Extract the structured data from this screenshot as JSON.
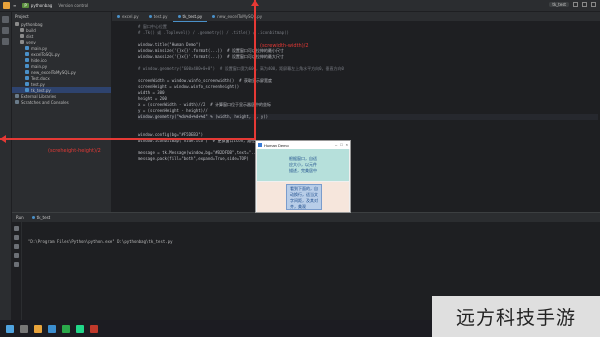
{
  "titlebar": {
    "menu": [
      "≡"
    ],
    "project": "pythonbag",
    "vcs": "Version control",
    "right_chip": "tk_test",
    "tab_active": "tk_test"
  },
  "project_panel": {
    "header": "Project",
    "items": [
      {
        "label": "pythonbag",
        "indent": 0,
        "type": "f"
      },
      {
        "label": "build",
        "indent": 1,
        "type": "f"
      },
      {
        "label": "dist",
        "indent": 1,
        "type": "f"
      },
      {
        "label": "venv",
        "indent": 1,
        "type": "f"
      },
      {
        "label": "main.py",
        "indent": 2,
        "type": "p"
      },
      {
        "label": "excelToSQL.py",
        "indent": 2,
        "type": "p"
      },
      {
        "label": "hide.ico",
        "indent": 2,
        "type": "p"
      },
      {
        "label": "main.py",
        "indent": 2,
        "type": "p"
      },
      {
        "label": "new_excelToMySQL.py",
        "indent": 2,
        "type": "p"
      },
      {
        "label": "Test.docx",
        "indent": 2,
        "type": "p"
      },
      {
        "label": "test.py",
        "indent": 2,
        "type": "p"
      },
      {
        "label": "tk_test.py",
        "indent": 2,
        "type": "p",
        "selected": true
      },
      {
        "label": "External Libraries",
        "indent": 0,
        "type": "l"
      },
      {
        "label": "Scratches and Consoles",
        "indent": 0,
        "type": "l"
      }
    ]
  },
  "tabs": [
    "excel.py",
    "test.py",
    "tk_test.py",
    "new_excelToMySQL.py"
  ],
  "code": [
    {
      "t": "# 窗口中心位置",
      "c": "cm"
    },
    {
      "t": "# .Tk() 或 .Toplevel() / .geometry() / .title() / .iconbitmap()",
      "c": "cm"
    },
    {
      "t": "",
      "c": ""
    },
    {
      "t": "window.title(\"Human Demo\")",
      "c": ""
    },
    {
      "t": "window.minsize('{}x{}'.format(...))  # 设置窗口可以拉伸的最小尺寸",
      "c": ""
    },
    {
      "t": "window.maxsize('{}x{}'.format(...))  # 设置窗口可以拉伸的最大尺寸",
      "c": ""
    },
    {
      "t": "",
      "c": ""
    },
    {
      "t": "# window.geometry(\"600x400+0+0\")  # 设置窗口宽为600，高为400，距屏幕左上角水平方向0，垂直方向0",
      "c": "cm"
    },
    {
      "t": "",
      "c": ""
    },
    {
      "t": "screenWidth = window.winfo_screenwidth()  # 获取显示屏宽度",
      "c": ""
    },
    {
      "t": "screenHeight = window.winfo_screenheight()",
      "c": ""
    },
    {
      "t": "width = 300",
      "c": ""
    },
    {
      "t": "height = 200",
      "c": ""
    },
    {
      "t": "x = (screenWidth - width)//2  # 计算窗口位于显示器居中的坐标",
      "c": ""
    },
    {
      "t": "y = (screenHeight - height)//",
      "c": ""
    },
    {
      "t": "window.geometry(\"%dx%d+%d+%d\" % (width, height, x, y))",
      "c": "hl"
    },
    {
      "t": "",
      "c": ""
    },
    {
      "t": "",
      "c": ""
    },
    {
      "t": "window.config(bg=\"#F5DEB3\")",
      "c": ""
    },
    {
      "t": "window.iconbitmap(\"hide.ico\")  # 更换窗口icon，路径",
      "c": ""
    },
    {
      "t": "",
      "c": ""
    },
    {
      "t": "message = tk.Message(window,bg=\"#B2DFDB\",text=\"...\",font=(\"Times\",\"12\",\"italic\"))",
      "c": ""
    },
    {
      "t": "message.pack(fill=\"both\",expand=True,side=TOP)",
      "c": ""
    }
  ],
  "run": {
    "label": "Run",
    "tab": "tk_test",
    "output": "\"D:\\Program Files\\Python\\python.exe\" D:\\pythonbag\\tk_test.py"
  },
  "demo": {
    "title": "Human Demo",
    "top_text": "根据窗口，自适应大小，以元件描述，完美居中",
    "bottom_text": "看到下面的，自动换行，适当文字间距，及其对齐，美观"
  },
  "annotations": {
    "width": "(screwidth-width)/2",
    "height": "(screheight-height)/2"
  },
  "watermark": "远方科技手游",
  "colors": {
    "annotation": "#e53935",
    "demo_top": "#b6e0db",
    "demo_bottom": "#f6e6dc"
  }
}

* * *

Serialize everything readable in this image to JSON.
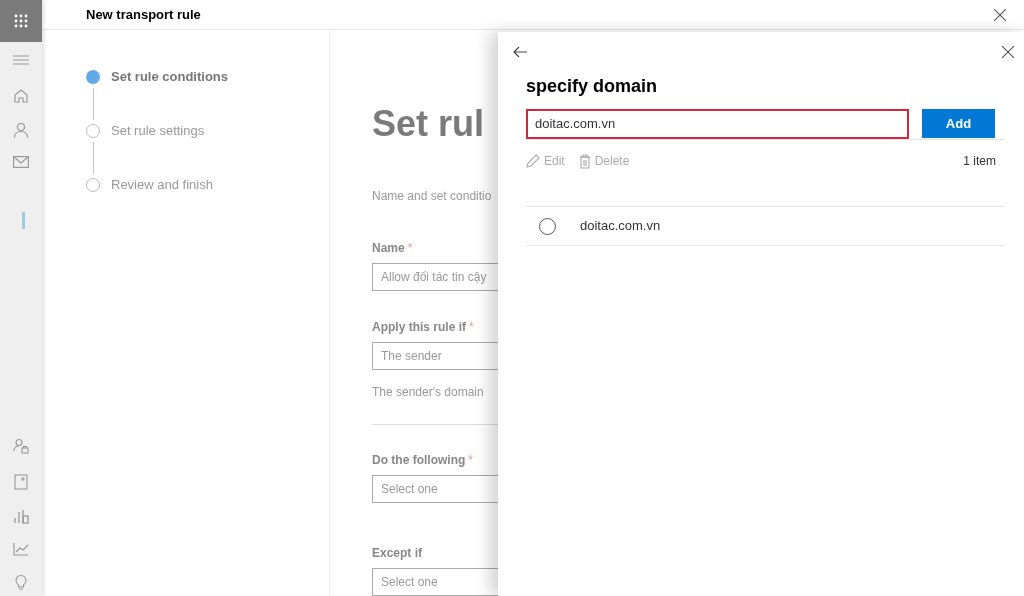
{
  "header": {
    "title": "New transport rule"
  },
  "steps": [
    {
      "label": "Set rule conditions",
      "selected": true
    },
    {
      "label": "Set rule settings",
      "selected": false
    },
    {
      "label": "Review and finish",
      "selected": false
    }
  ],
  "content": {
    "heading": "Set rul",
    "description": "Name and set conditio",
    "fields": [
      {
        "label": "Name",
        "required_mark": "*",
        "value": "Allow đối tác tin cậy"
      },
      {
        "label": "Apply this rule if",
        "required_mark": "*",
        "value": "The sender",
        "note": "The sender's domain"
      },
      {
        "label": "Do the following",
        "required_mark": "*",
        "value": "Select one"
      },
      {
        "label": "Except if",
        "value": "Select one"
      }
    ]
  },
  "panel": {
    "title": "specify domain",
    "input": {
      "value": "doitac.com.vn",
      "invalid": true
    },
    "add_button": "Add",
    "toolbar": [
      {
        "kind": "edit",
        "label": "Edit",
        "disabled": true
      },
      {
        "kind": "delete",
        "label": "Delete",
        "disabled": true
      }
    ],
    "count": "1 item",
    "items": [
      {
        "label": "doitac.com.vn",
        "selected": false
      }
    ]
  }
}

- To be done -
Each line that has the word "format" counts once. How many such lines are in the data? Give the number alone.

- Written reply -
2